WHAT THE TASK ASKS -> Could you copy the data that follows exactly as written, but drop the pictures?

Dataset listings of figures

=== Begin Enclosure ===

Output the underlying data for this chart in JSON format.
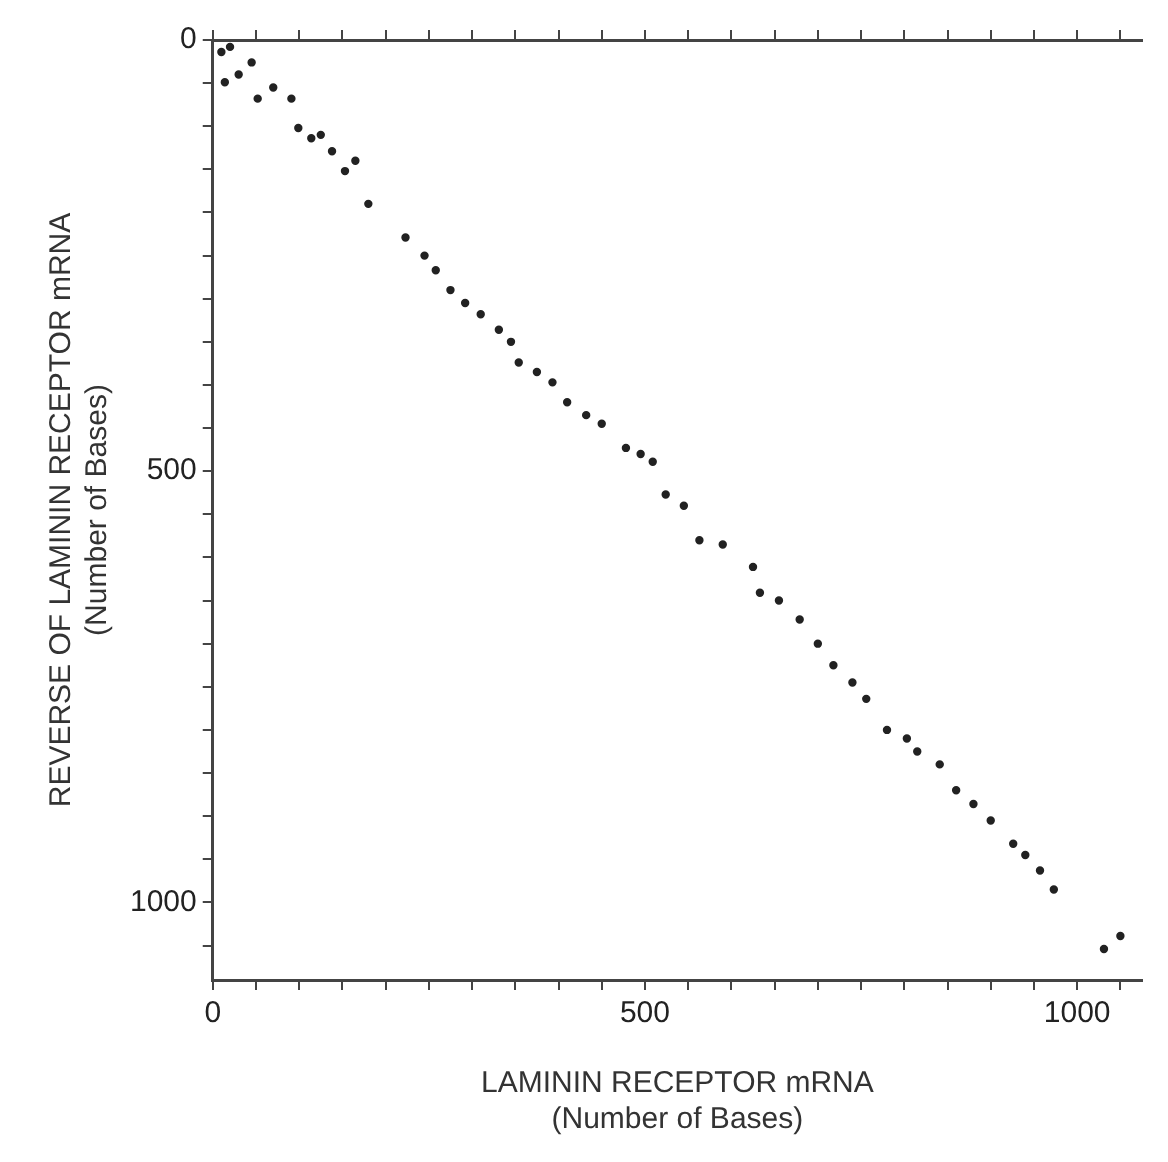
{
  "chart_data": {
    "type": "scatter",
    "xlabel": "LAMININ RECEPTOR mRNA\n(Number of Bases)",
    "ylabel": "REVERSE OF LAMININ RECEPTOR mRNA\n(Number of Bases)",
    "xlim": [
      0,
      1075
    ],
    "ylim": [
      1090,
      0
    ],
    "xticks": [
      0,
      {
        "value": 50,
        "label": null
      },
      {
        "value": 100,
        "label": null
      },
      {
        "value": 150,
        "label": null
      },
      {
        "value": 200,
        "label": null
      },
      {
        "value": 250,
        "label": null
      },
      {
        "value": 300,
        "label": null
      },
      {
        "value": 350,
        "label": null
      },
      {
        "value": 400,
        "label": null
      },
      {
        "value": 450,
        "label": null
      },
      500,
      {
        "value": 550,
        "label": null
      },
      {
        "value": 600,
        "label": null
      },
      {
        "value": 650,
        "label": null
      },
      {
        "value": 700,
        "label": null
      },
      {
        "value": 750,
        "label": null
      },
      {
        "value": 800,
        "label": null
      },
      {
        "value": 850,
        "label": null
      },
      {
        "value": 900,
        "label": null
      },
      {
        "value": 950,
        "label": null
      },
      1000,
      {
        "value": 1050,
        "label": null
      }
    ],
    "yticks": [
      0,
      {
        "value": 50,
        "label": null
      },
      {
        "value": 100,
        "label": null
      },
      {
        "value": 150,
        "label": null
      },
      {
        "value": 200,
        "label": null
      },
      {
        "value": 250,
        "label": null
      },
      {
        "value": 300,
        "label": null
      },
      {
        "value": 350,
        "label": null
      },
      {
        "value": 400,
        "label": null
      },
      {
        "value": 450,
        "label": null
      },
      500,
      {
        "value": 550,
        "label": null
      },
      {
        "value": 600,
        "label": null
      },
      {
        "value": 650,
        "label": null
      },
      {
        "value": 700,
        "label": null
      },
      {
        "value": 750,
        "label": null
      },
      {
        "value": 800,
        "label": null
      },
      {
        "value": 850,
        "label": null
      },
      {
        "value": 900,
        "label": null
      },
      {
        "value": 950,
        "label": null
      },
      1000,
      {
        "value": 1050,
        "label": null
      }
    ],
    "grid": false,
    "legend": false,
    "marker": "circle",
    "series": [
      {
        "color": "#222222",
        "x": [
          10,
          20,
          45,
          14,
          30,
          52,
          70,
          91,
          99,
          114,
          125,
          138,
          153,
          165,
          180,
          223,
          245,
          258,
          275,
          292,
          310,
          331,
          345,
          354,
          375,
          393,
          410,
          432,
          450,
          478,
          495,
          509,
          524,
          545,
          563,
          590,
          625,
          633,
          655,
          679,
          700,
          718,
          740,
          756,
          780,
          803,
          815,
          841,
          860,
          880,
          900,
          926,
          940,
          957,
          973,
          1031,
          1050
        ],
        "values": [
          14,
          8,
          26,
          49,
          40,
          68,
          55,
          68,
          102,
          114,
          110,
          129,
          152,
          140,
          190,
          229,
          250,
          267,
          290,
          305,
          318,
          336,
          350,
          374,
          385,
          397,
          420,
          435,
          445,
          473,
          480,
          489,
          527,
          540,
          580,
          585,
          611,
          641,
          650,
          672,
          700,
          725,
          745,
          764,
          800,
          810,
          825,
          840,
          870,
          886,
          905,
          932,
          945,
          963,
          985,
          1054,
          1039
        ]
      }
    ]
  }
}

=== End Enclosure ===

RESPONSE TO THIS TASK ->
Output the underlying data for this chart in JSON format.
{
  "chart_data": {
    "type": "scatter",
    "xlabel": "LAMININ RECEPTOR mRNA\n(Number of Bases)",
    "ylabel": "REVERSE OF LAMININ RECEPTOR mRNA\n(Number of Bases)",
    "xlim": [
      0,
      1075
    ],
    "ylim": [
      1090,
      0
    ],
    "xticks": [
      0,
      {
        "value": 50,
        "label": null
      },
      {
        "value": 100,
        "label": null
      },
      {
        "value": 150,
        "label": null
      },
      {
        "value": 200,
        "label": null
      },
      {
        "value": 250,
        "label": null
      },
      {
        "value": 300,
        "label": null
      },
      {
        "value": 350,
        "label": null
      },
      {
        "value": 400,
        "label": null
      },
      {
        "value": 450,
        "label": null
      },
      500,
      {
        "value": 550,
        "label": null
      },
      {
        "value": 600,
        "label": null
      },
      {
        "value": 650,
        "label": null
      },
      {
        "value": 700,
        "label": null
      },
      {
        "value": 750,
        "label": null
      },
      {
        "value": 800,
        "label": null
      },
      {
        "value": 850,
        "label": null
      },
      {
        "value": 900,
        "label": null
      },
      {
        "value": 950,
        "label": null
      },
      1000,
      {
        "value": 1050,
        "label": null
      }
    ],
    "yticks": [
      0,
      {
        "value": 50,
        "label": null
      },
      {
        "value": 100,
        "label": null
      },
      {
        "value": 150,
        "label": null
      },
      {
        "value": 200,
        "label": null
      },
      {
        "value": 250,
        "label": null
      },
      {
        "value": 300,
        "label": null
      },
      {
        "value": 350,
        "label": null
      },
      {
        "value": 400,
        "label": null
      },
      {
        "value": 450,
        "label": null
      },
      500,
      {
        "value": 550,
        "label": null
      },
      {
        "value": 600,
        "label": null
      },
      {
        "value": 650,
        "label": null
      },
      {
        "value": 700,
        "label": null
      },
      {
        "value": 750,
        "label": null
      },
      {
        "value": 800,
        "label": null
      },
      {
        "value": 850,
        "label": null
      },
      {
        "value": 900,
        "label": null
      },
      {
        "value": 950,
        "label": null
      },
      1000,
      {
        "value": 1050,
        "label": null
      }
    ],
    "grid": false,
    "legend": false,
    "marker": "circle",
    "series": [
      {
        "color": "#222222",
        "x": [
          10,
          20,
          45,
          14,
          30,
          52,
          70,
          91,
          99,
          114,
          125,
          138,
          153,
          165,
          180,
          223,
          245,
          258,
          275,
          292,
          310,
          331,
          345,
          354,
          375,
          393,
          410,
          432,
          450,
          478,
          495,
          509,
          524,
          545,
          563,
          590,
          625,
          633,
          655,
          679,
          700,
          718,
          740,
          756,
          780,
          803,
          815,
          841,
          860,
          880,
          900,
          926,
          940,
          957,
          973,
          1031,
          1050
        ],
        "values": [
          14,
          8,
          26,
          49,
          40,
          68,
          55,
          68,
          102,
          114,
          110,
          129,
          152,
          140,
          190,
          229,
          250,
          267,
          290,
          305,
          318,
          336,
          350,
          374,
          385,
          397,
          420,
          435,
          445,
          473,
          480,
          489,
          527,
          540,
          580,
          585,
          611,
          641,
          650,
          672,
          700,
          725,
          745,
          764,
          800,
          810,
          825,
          840,
          870,
          886,
          905,
          932,
          945,
          963,
          985,
          1054,
          1039
        ]
      }
    ]
  }
}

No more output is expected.